- **Given request**
Please pull out every line that includes the string "name".

[Begin]

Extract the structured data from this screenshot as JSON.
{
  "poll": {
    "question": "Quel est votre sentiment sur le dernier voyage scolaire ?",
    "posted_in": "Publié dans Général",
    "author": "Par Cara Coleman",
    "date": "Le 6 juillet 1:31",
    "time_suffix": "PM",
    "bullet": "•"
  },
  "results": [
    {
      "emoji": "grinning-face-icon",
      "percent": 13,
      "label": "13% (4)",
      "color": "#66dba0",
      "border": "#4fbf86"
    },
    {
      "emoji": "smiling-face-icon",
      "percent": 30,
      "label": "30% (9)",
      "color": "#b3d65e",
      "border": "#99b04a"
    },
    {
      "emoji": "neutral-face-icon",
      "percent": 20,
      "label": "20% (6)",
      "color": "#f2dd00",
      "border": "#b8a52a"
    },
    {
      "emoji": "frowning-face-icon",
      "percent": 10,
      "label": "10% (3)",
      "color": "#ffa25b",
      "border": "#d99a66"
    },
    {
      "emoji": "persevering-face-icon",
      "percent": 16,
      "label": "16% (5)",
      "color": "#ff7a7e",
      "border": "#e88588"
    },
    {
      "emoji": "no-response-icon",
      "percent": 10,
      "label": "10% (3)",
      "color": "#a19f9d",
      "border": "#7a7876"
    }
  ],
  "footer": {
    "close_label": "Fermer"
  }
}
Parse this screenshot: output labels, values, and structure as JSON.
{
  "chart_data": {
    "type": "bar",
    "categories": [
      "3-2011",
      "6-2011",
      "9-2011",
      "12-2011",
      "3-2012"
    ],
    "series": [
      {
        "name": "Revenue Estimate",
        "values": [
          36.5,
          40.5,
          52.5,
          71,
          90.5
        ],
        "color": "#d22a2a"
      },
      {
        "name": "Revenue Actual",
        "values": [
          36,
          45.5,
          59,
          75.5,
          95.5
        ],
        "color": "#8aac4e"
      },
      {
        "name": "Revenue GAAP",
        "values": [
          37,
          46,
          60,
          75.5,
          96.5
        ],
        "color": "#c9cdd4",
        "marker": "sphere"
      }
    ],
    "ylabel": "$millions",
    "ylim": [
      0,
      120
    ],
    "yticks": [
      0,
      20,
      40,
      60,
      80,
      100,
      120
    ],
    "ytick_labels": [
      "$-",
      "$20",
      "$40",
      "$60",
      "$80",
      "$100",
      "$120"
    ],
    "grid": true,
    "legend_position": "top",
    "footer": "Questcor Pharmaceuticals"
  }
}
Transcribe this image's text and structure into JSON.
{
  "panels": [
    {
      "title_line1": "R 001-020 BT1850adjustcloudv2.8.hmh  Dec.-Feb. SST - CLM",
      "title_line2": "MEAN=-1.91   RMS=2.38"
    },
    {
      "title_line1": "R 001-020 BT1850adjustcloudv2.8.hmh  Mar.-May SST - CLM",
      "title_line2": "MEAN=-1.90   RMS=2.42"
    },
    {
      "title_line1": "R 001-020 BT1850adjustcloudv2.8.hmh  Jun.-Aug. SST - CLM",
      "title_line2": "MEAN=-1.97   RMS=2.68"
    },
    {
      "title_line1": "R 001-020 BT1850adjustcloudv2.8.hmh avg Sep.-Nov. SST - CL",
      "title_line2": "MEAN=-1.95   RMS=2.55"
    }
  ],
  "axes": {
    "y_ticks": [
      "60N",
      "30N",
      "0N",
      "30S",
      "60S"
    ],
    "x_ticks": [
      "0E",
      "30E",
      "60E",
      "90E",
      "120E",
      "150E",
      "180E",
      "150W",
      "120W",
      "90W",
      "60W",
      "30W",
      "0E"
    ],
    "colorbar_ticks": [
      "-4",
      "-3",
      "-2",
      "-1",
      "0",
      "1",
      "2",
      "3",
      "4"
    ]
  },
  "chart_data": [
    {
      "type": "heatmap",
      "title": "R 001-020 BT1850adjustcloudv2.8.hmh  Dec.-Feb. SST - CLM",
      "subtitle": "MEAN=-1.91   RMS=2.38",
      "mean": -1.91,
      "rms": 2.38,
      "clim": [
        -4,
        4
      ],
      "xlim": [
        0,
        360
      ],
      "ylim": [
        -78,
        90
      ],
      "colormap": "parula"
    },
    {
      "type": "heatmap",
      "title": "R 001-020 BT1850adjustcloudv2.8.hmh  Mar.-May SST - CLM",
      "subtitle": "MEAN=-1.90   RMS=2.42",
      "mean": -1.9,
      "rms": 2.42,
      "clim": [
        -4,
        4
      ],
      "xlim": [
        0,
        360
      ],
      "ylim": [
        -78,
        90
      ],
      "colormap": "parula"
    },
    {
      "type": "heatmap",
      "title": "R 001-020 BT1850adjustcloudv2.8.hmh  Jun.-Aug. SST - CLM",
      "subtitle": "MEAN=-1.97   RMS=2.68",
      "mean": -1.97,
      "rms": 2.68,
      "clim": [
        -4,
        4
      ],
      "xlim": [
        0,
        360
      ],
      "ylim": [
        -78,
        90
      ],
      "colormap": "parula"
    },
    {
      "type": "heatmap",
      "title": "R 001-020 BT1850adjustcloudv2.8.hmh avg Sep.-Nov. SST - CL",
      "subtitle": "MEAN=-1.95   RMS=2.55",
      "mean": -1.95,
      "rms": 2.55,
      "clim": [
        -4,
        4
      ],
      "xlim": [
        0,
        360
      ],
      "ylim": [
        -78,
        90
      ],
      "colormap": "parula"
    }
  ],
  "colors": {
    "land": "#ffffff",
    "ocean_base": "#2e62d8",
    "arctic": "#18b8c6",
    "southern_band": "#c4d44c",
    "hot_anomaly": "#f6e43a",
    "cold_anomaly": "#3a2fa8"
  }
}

[End]

- **Result for this task**
        "name": "Revenue Estimate",
        "name": "Revenue Actual",
        "name": "Revenue GAAP",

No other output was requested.